▶ THE PROBLEM
Rewrite the part that opens with the line containing "Give me the" and closes with the line containing "- desc-cell-play: Play", replacing "bounding boxes" with "box coordinates" and leaving everything else unchanged. Omit the pictures from your answer.

▶ MATERIALS PROVIDED

↓

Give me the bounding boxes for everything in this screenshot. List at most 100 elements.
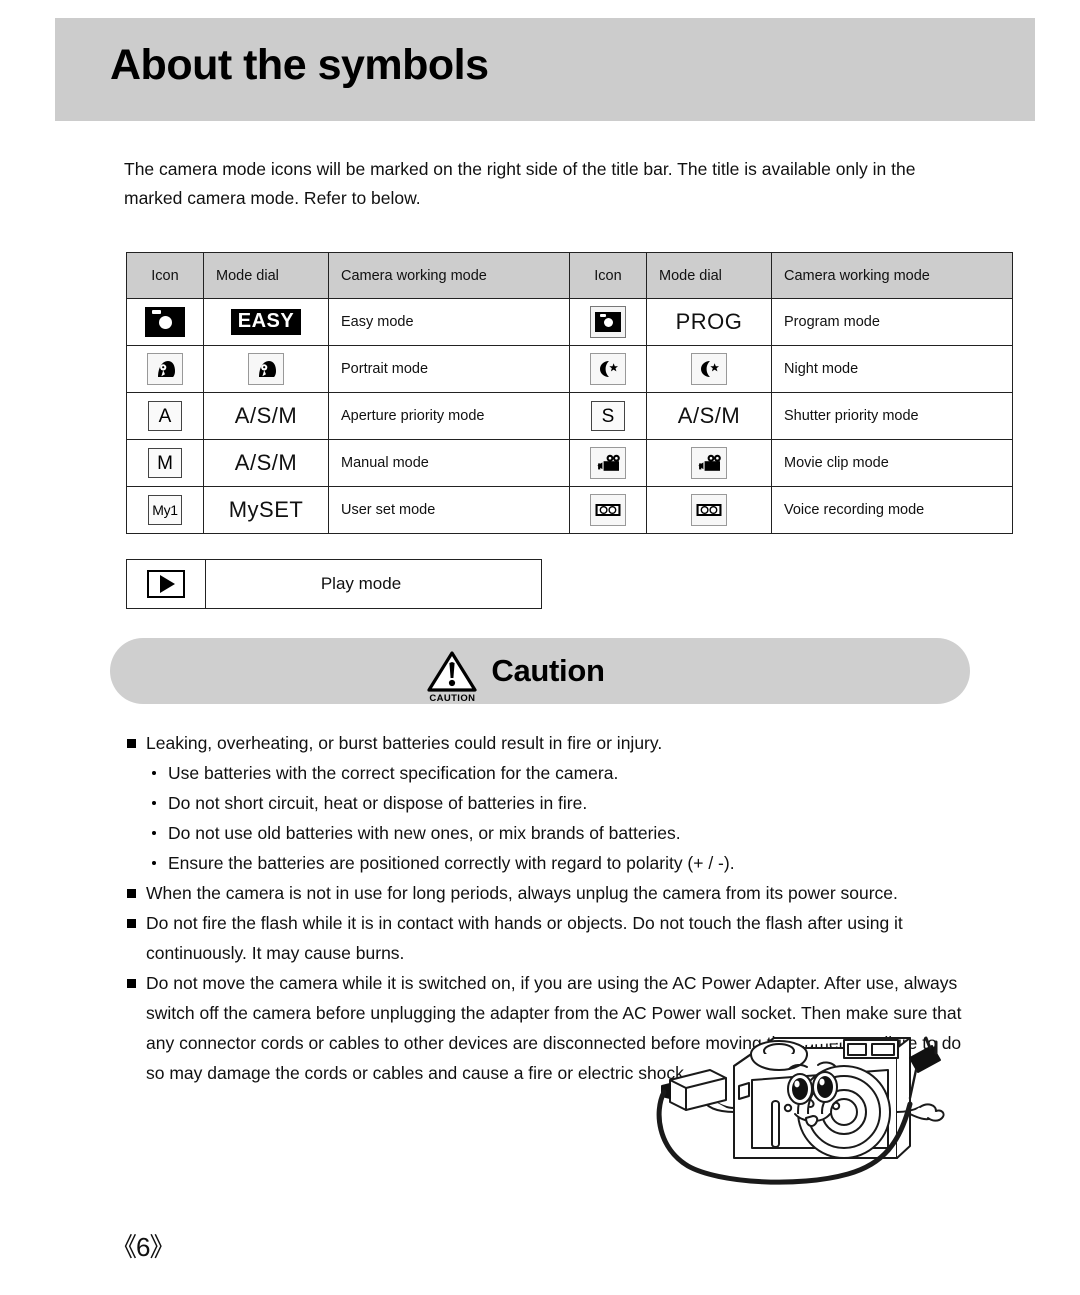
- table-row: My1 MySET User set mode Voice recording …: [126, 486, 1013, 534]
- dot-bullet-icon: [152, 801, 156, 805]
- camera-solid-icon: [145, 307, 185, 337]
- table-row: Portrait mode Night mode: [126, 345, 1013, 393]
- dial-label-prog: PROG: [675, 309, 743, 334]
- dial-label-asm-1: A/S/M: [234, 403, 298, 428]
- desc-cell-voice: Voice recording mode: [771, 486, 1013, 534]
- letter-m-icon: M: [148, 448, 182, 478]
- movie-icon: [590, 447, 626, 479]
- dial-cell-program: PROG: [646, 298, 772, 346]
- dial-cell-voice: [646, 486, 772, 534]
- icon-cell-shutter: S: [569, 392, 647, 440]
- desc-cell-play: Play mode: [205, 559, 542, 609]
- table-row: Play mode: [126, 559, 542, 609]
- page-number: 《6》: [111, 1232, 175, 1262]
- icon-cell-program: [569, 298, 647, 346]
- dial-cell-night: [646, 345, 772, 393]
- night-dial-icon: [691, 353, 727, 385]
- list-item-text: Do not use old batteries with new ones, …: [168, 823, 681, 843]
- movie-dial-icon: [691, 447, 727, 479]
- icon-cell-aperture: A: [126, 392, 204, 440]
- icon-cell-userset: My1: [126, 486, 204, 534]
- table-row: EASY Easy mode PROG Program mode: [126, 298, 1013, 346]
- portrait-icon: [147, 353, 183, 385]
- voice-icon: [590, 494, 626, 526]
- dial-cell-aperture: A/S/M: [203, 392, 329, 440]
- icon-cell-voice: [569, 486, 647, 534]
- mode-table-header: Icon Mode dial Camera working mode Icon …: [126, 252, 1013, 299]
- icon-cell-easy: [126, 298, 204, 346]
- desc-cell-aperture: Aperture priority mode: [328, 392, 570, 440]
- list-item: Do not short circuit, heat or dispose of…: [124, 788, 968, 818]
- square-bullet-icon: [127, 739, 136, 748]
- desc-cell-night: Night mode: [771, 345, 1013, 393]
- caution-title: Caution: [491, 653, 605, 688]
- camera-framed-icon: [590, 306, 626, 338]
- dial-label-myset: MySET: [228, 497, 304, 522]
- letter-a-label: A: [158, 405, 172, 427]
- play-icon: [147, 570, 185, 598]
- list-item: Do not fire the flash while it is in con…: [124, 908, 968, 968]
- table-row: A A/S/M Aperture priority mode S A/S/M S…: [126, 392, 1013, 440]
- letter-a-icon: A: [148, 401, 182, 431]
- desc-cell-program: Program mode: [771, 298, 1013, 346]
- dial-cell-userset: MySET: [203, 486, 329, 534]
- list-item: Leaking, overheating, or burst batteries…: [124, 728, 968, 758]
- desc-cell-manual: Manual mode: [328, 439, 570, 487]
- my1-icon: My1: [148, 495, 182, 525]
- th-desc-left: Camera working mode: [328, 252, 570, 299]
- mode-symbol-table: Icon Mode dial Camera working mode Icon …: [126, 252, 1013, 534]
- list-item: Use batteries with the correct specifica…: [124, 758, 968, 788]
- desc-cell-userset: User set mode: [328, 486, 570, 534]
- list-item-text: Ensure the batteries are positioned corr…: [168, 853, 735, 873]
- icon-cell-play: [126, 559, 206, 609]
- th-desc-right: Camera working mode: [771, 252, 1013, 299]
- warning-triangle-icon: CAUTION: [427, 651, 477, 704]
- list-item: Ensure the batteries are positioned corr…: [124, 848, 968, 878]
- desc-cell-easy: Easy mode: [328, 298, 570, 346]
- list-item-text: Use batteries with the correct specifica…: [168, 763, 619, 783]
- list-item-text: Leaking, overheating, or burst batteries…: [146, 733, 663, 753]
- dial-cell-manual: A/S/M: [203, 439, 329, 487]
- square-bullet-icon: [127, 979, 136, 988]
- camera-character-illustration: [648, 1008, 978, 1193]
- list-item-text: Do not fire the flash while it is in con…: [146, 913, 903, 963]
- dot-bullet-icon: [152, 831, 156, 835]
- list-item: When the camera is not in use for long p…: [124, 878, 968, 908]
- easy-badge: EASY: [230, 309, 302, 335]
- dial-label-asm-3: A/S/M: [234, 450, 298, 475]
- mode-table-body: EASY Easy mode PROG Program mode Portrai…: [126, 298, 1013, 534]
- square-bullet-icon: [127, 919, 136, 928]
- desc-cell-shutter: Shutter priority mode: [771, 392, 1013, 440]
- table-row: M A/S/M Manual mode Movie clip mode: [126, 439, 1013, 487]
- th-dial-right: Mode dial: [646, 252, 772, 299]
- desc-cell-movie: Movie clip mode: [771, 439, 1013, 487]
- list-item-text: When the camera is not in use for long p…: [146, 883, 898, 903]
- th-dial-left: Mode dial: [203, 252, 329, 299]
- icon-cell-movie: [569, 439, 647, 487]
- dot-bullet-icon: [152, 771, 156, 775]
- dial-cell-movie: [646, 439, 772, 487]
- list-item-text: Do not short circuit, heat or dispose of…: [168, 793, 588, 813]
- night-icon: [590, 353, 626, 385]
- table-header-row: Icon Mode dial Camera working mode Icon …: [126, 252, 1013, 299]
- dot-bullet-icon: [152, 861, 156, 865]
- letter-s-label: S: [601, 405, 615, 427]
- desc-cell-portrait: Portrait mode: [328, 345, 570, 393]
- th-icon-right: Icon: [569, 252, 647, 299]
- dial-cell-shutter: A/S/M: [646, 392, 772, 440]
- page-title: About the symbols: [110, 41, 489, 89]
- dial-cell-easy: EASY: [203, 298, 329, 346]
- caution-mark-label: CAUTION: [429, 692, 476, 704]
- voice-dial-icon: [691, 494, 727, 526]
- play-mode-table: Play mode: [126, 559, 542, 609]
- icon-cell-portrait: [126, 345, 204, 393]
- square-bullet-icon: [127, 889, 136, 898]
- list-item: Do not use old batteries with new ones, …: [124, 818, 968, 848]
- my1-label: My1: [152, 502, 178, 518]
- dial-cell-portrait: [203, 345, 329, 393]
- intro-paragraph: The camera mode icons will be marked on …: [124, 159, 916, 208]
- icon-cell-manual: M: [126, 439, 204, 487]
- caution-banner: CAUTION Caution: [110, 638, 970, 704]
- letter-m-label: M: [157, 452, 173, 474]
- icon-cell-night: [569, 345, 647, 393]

↑
↓

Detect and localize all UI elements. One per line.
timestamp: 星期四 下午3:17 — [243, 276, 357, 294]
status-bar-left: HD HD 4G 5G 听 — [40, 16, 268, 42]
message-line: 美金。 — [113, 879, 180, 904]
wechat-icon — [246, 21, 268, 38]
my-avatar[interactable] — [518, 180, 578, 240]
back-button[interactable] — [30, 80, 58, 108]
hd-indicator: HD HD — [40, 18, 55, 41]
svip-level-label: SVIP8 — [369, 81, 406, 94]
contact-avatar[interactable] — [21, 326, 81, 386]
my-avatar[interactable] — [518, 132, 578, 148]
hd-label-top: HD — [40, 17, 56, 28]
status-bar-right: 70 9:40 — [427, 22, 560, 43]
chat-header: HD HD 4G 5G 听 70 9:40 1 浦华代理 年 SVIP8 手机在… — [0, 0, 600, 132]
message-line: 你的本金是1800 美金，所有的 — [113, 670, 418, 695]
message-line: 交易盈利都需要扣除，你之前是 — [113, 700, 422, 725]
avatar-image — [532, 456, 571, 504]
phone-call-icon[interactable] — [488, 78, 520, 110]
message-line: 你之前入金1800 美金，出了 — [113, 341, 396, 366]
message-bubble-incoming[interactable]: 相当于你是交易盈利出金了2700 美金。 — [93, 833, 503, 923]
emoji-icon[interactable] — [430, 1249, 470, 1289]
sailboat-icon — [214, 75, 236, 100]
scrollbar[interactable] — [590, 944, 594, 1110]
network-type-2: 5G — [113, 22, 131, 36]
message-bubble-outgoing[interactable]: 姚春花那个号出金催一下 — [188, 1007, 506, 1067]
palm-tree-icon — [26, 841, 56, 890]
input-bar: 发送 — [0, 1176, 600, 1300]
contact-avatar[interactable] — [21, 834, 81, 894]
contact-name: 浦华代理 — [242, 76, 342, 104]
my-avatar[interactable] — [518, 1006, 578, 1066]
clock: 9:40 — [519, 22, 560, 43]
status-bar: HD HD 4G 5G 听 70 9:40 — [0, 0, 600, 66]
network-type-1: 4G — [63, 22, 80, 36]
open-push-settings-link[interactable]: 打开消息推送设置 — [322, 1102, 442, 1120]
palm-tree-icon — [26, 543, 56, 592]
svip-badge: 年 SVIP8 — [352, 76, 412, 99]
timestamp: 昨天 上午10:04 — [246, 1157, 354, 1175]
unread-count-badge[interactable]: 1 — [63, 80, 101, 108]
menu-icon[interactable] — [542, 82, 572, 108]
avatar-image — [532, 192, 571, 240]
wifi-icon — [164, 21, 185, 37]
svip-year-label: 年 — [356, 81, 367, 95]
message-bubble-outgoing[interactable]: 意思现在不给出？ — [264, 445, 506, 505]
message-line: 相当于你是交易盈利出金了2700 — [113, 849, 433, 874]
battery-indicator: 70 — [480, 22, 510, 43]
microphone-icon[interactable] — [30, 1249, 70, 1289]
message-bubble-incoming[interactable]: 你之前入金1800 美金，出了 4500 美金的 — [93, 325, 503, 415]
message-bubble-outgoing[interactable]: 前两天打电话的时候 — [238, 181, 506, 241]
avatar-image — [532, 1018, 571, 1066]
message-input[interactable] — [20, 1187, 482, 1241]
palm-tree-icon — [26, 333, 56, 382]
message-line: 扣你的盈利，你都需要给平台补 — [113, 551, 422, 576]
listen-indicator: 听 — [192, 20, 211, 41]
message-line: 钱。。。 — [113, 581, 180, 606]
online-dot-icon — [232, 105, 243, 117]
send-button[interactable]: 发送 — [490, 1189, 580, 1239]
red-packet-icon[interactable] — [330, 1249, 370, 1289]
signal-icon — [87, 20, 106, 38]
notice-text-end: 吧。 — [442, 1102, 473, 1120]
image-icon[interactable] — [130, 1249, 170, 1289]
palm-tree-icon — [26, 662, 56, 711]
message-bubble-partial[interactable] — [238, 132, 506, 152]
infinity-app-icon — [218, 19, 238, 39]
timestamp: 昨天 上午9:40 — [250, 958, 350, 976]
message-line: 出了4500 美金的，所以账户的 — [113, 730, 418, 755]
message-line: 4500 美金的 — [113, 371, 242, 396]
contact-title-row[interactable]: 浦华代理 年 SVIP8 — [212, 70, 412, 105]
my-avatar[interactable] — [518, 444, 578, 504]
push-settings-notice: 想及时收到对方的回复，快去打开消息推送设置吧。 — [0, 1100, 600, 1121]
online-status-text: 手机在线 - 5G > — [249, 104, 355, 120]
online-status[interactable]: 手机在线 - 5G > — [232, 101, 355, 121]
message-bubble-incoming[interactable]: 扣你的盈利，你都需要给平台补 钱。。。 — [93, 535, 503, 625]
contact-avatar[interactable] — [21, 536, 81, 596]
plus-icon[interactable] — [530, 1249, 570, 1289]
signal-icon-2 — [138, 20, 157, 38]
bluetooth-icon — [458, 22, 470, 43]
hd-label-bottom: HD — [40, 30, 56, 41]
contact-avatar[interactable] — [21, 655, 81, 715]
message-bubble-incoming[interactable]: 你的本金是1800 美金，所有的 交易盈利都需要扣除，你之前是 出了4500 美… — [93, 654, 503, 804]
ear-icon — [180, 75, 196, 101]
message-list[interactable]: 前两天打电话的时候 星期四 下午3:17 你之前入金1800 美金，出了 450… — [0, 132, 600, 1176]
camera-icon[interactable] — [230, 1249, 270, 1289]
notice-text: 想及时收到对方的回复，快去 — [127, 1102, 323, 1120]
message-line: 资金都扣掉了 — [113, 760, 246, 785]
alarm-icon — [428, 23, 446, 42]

↑
↓

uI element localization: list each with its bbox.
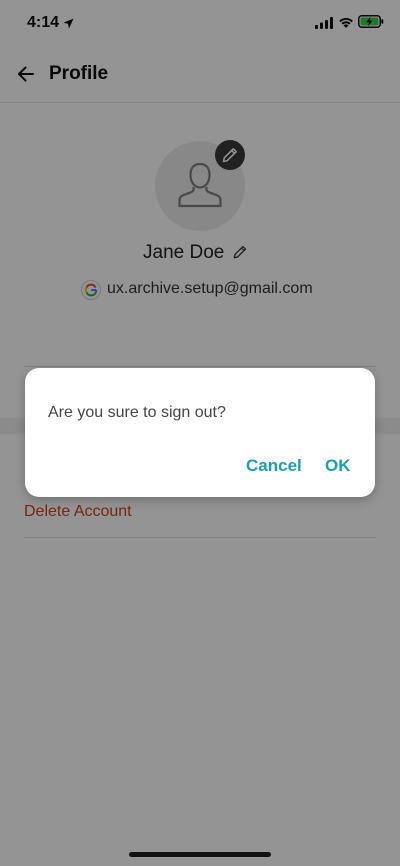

↑

▶ EXERCISE RESULT
Give me the box coordinates for everything in this screenshot. List at most 100 elements.
- table-row: My1 MySET User set mode Voice recording …: [126, 486, 1013, 534]
- dot-bullet-icon: [152, 801, 156, 805]
- camera-solid-icon: [145, 307, 185, 337]
- table-row: Portrait mode Night mode: [126, 345, 1013, 393]
- dial-label-prog: PROG: [675, 309, 743, 334]
- dial-label-asm-1: A/S/M: [234, 403, 298, 428]
- desc-cell-voice: Voice recording mode: [771, 486, 1013, 534]
- letter-m-icon: M: [148, 448, 182, 478]
- movie-icon: [590, 447, 626, 479]
- dial-cell-program: PROG: [646, 298, 772, 346]
- dial-cell-voice: [646, 486, 772, 534]
- icon-cell-shutter: S: [569, 392, 647, 440]
- desc-cell-play: Play mode: [205, 559, 542, 609]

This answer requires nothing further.